Copy each line exactly.

Figure content listings:
========
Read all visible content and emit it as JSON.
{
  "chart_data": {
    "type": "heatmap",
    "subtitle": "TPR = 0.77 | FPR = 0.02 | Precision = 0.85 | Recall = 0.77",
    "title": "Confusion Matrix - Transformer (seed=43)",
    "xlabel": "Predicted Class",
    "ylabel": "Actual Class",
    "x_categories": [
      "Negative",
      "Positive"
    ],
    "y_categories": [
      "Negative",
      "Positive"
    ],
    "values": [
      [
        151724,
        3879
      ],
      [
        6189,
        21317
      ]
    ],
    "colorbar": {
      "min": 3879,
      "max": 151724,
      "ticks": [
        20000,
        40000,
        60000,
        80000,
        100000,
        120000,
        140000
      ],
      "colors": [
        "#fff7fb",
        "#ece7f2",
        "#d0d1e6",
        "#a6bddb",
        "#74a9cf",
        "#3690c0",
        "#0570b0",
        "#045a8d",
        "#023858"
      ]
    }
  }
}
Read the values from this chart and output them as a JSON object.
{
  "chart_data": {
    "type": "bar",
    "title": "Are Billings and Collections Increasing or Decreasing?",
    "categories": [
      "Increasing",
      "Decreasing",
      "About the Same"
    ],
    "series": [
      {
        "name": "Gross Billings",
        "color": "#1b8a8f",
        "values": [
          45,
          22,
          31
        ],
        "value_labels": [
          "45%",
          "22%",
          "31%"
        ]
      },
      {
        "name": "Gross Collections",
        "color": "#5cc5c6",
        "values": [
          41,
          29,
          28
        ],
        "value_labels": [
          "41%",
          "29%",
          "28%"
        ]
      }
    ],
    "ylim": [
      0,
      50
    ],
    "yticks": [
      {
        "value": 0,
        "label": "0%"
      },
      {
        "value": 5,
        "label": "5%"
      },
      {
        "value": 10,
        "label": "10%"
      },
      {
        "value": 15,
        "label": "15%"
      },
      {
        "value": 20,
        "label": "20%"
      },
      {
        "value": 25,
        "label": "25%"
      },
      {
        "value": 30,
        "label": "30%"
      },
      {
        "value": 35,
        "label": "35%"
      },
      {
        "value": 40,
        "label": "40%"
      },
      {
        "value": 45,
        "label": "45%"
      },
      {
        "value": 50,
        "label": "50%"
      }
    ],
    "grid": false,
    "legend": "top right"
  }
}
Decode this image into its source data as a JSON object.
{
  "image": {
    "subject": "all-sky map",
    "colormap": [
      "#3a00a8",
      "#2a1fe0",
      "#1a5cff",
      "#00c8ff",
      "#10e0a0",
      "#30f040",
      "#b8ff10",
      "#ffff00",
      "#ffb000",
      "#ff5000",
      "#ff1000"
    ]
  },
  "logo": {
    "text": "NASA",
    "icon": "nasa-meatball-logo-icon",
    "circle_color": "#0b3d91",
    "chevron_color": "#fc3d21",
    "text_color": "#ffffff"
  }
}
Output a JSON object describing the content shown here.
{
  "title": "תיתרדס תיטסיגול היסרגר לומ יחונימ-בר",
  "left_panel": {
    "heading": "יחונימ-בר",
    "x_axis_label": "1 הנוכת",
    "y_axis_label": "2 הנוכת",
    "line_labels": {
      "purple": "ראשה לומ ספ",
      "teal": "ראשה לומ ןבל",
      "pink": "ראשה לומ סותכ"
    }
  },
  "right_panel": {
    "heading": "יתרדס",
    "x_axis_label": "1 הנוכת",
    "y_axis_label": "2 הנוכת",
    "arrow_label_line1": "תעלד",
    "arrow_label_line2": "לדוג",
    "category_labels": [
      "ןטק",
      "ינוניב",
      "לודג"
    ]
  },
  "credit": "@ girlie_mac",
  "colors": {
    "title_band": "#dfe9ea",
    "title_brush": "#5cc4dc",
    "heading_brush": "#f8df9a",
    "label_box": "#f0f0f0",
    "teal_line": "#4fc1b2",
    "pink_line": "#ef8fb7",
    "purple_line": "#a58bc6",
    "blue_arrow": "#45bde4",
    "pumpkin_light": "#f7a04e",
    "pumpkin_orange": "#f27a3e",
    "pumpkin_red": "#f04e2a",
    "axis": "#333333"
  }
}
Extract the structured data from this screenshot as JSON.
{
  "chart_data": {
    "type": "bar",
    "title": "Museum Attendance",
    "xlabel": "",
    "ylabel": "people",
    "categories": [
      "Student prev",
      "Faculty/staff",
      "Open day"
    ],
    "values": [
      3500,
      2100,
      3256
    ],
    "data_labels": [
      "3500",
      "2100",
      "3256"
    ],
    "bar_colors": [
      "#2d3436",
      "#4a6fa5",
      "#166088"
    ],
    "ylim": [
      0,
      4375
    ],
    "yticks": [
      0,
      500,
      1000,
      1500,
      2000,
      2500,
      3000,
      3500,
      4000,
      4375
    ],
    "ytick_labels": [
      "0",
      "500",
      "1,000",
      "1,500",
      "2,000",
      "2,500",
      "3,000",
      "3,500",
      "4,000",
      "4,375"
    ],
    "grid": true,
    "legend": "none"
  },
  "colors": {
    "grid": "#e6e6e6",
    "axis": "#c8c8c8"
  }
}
========
The solution:
Read all visible content and emit it as JSON.
{
  "chart_data": {
    "type": "heatmap",
    "subtitle": "TPR = 0.77 | FPR = 0.02 | Precision = 0.85 | Recall = 0.77",
    "title": "Confusion Matrix - Transformer (seed=43)",
    "xlabel": "Predicted Class",
    "ylabel": "Actual Class",
    "x_categories": [
      "Negative",
      "Positive"
    ],
    "y_categories": [
      "Negative",
      "Positive"
    ],
    "values": [
      [
        151724,
        3879
      ],
      [
        6189,
        21317
      ]
    ],
    "colorbar": {
      "min": 3879,
      "max": 151724,
      "ticks": [
        20000,
        40000,
        60000,
        80000,
        100000,
        120000,
        140000
      ],
      "colors": [
        "#fff7fb",
        "#ece7f2",
        "#d0d1e6",
        "#a6bddb",
        "#74a9cf",
        "#3690c0",
        "#0570b0",
        "#045a8d",
        "#023858"
      ]
    }
  }
}
Read the values from this chart and output them as a JSON object.
{
  "chart_data": {
    "type": "bar",
    "title": "Are Billings and Collections Increasing or Decreasing?",
    "categories": [
      "Increasing",
      "Decreasing",
      "About the Same"
    ],
    "series": [
      {
        "name": "Gross Billings",
        "color": "#1b8a8f",
        "values": [
          45,
          22,
          31
        ],
        "value_labels": [
          "45%",
          "22%",
          "31%"
        ]
      },
      {
        "name": "Gross Collections",
        "color": "#5cc5c6",
        "values": [
          41,
          29,
          28
        ],
        "value_labels": [
          "41%",
          "29%",
          "28%"
        ]
      }
    ],
    "ylim": [
      0,
      50
    ],
    "yticks": [
      {
        "value": 0,
        "label": "0%"
      },
      {
        "value": 5,
        "label": "5%"
      },
      {
        "value": 10,
        "label": "10%"
      },
      {
        "value": 15,
        "label": "15%"
      },
      {
        "value": 20,
        "label": "20%"
      },
      {
        "value": 25,
        "label": "25%"
      },
      {
        "value": 30,
        "label": "30%"
      },
      {
        "value": 35,
        "label": "35%"
      },
      {
        "value": 40,
        "label": "40%"
      },
      {
        "value": 45,
        "label": "45%"
      },
      {
        "value": 50,
        "label": "50%"
      }
    ],
    "grid": false,
    "legend": "top right"
  }
}
Decode this image into its source data as a JSON object.
{
  "image": {
    "subject": "all-sky map",
    "colormap": [
      "#3a00a8",
      "#2a1fe0",
      "#1a5cff",
      "#00c8ff",
      "#10e0a0",
      "#30f040",
      "#b8ff10",
      "#ffff00",
      "#ffb000",
      "#ff5000",
      "#ff1000"
    ]
  },
  "logo": {
    "text": "NASA",
    "icon": "nasa-meatball-logo-icon",
    "circle_color": "#0b3d91",
    "chevron_color": "#fc3d21",
    "text_color": "#ffffff"
  }
}
Output a JSON object describing the content shown here.
{
  "title": "תיתרדס תיטסיגול היסרגר לומ יחונימ-בר",
  "left_panel": {
    "heading": "יחונימ-בר",
    "x_axis_label": "1 הנוכת",
    "y_axis_label": "2 הנוכת",
    "line_labels": {
      "purple": "ראשה לומ ספ",
      "teal": "ראשה לומ ןבל",
      "pink": "ראשה לומ סותכ"
    }
  },
  "right_panel": {
    "heading": "יתרדס",
    "x_axis_label": "1 הנוכת",
    "y_axis_label": "2 הנוכת",
    "arrow_label_line1": "תעלד",
    "arrow_label_line2": "לדוג",
    "category_labels": [
      "ןטק",
      "ינוניב",
      "לודג"
    ]
  },
  "credit": "@ girlie_mac",
  "colors": {
    "title_band": "#dfe9ea",
    "title_brush": "#5cc4dc",
    "heading_brush": "#f8df9a",
    "label_box": "#f0f0f0",
    "teal_line": "#4fc1b2",
    "pink_line": "#ef8fb7",
    "purple_line": "#a58bc6",
    "blue_arrow": "#45bde4",
    "pumpkin_light": "#f7a04e",
    "pumpkin_orange": "#f27a3e",
    "pumpkin_red": "#f04e2a",
    "axis": "#333333"
  }
}
Extract the structured data from this screenshot as JSON.
{
  "chart_data": {
    "type": "bar",
    "title": "Museum Attendance",
    "xlabel": "",
    "ylabel": "people",
    "categories": [
      "Student prev",
      "Faculty/staff",
      "Open day"
    ],
    "values": [
      3500,
      2100,
      3256
    ],
    "data_labels": [
      "3500",
      "2100",
      "3256"
    ],
    "bar_colors": [
      "#2d3436",
      "#4a6fa5",
      "#166088"
    ],
    "ylim": [
      0,
      4375
    ],
    "yticks": [
      0,
      500,
      1000,
      1500,
      2000,
      2500,
      3000,
      3500,
      4000,
      4375
    ],
    "ytick_labels": [
      "0",
      "500",
      "1,000",
      "1,500",
      "2,000",
      "2,500",
      "3,000",
      "3,500",
      "4,000",
      "4,375"
    ],
    "grid": true,
    "legend": "none"
  },
  "colors": {
    "grid": "#e6e6e6",
    "axis": "#c8c8c8"
  }
}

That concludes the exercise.